Give only the lines from the one containing "What data populates" through the end of the material below, exactly as written.

⁂

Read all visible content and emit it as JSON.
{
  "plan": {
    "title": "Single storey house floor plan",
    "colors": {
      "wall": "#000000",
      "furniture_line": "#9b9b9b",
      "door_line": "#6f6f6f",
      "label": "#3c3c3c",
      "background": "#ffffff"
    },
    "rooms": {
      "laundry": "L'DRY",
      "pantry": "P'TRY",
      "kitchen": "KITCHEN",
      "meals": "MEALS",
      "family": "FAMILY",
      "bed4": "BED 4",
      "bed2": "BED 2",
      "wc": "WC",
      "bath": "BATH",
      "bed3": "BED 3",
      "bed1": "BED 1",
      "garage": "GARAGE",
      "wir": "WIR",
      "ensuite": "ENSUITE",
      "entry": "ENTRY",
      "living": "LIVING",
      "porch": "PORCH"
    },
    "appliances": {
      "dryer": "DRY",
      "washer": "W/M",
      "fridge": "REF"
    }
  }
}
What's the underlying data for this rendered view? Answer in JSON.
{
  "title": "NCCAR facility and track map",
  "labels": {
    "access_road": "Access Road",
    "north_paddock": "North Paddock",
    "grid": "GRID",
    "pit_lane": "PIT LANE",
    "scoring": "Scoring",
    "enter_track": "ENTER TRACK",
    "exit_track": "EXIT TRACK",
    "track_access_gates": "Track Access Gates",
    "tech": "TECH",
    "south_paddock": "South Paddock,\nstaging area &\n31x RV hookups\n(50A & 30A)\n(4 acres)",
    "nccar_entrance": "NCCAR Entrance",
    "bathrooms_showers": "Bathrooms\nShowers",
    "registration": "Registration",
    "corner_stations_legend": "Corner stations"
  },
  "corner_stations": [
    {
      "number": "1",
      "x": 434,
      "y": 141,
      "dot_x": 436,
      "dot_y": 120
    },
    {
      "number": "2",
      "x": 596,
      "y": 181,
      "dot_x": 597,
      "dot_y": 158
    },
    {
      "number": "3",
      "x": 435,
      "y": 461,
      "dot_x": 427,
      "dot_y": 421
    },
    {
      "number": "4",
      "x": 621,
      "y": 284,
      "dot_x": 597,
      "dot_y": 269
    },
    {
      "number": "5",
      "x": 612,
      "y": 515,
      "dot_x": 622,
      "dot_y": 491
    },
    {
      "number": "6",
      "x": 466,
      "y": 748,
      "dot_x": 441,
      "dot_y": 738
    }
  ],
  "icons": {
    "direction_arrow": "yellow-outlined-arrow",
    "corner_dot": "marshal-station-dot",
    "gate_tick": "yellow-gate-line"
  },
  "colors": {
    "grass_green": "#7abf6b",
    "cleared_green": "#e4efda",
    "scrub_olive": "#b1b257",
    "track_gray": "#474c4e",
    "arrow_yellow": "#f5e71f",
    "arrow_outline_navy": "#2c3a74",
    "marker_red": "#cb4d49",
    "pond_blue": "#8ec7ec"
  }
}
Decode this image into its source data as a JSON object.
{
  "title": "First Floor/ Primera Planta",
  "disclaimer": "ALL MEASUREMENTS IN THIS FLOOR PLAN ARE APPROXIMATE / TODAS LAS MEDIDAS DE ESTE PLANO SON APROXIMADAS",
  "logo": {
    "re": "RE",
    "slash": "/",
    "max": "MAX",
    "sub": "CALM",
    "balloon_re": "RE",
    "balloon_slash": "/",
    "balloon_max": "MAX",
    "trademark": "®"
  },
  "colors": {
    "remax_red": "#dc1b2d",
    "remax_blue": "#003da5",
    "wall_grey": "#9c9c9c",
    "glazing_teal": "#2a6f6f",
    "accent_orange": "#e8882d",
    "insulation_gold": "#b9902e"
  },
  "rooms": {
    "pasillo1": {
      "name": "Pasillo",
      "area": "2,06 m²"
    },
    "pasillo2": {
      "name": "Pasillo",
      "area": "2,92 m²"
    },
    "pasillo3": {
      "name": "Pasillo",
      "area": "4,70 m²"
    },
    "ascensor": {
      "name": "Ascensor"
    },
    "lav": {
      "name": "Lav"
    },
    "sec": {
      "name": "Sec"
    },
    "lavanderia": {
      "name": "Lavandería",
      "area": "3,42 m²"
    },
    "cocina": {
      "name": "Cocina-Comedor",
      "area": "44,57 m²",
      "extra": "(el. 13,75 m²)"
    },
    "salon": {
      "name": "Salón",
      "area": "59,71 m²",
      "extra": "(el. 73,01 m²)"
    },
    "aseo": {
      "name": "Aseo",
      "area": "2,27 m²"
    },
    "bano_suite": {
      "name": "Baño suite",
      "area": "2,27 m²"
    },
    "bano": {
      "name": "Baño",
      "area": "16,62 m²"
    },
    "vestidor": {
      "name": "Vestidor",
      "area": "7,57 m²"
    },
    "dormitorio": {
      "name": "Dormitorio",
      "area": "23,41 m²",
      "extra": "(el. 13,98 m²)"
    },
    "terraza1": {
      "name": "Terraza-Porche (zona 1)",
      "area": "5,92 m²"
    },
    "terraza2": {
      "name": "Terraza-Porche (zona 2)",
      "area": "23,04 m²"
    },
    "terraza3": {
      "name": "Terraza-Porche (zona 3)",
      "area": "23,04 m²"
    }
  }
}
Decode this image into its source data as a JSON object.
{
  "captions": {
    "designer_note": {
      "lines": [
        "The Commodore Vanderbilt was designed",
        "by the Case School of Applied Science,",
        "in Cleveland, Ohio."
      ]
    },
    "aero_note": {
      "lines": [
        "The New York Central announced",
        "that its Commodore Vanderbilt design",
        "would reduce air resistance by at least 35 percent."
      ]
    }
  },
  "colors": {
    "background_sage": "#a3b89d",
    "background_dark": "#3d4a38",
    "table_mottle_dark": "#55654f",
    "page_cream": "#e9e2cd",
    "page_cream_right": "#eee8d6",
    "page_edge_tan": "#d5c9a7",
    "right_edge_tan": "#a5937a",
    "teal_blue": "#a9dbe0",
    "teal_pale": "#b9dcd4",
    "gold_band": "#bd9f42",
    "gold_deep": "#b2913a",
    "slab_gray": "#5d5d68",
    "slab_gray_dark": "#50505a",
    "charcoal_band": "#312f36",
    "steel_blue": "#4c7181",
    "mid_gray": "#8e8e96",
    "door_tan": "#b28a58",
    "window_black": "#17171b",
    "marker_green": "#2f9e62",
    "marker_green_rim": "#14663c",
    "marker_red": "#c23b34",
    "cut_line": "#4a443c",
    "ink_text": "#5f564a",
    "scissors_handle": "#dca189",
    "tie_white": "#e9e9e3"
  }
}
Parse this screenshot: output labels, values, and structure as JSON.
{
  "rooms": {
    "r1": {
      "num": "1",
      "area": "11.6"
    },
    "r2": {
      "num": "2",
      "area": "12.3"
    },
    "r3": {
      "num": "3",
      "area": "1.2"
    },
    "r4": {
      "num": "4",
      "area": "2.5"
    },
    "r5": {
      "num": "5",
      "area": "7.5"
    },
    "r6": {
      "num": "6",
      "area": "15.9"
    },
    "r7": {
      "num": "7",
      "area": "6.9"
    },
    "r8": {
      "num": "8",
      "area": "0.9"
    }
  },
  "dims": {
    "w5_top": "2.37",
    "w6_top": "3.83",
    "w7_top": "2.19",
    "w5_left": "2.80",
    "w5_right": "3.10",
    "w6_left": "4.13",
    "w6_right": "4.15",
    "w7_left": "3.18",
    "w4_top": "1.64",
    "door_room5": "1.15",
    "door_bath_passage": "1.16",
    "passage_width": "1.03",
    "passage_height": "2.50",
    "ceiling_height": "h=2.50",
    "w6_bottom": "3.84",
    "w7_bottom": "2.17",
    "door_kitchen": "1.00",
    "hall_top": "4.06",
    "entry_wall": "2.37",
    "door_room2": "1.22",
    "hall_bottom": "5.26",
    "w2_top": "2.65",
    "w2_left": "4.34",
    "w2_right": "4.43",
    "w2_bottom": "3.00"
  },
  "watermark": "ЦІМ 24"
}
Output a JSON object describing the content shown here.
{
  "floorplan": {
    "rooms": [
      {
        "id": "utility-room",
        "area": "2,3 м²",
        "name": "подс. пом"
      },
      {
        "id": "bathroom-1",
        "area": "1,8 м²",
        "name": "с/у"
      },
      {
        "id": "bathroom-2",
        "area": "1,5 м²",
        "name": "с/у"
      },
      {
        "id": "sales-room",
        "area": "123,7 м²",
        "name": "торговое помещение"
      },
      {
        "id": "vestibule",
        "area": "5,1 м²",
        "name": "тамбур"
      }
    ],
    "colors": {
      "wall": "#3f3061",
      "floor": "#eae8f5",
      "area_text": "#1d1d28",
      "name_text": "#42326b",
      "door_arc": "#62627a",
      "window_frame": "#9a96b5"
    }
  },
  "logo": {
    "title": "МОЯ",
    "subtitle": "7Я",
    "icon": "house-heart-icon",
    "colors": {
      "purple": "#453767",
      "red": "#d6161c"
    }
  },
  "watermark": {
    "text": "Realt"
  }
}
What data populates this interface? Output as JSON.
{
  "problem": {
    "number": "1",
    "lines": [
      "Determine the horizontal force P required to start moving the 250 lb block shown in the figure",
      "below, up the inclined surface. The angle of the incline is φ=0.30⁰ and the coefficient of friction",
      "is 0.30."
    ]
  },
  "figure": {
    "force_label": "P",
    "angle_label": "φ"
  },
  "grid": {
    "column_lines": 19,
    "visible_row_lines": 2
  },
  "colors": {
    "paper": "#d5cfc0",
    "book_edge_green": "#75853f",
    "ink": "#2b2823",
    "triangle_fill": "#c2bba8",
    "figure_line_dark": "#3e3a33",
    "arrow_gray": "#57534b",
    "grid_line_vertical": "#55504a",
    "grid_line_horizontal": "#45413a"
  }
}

⁂

#### Finished exercise:
What data populates this interface? Output as JSON.
{
  "problem": {
    "number": "1",
    "lines": [
      "Determine the horizontal force P required to start moving the 250 lb block shown in the figure",
      "below, up the inclined surface. The angle of the incline is φ=0.30⁰ and the coefficient of friction",
      "is 0.30."
    ]
  },
  "figure": {
    "force_label": "P",
    "angle_label": "φ"
  },
  "grid": {
    "column_lines": 19,
    "visible_row_lines": 2
  },
  "colors": {
    "paper": "#d5cfc0",
    "book_edge_green": "#75853f",
    "ink": "#2b2823",
    "triangle_fill": "#c2bba8",
    "figure_line_dark": "#3e3a33",
    "arrow_gray": "#57534b",
    "grid_line_vertical": "#55504a",
    "grid_line_horizontal": "#45413a"
  }
}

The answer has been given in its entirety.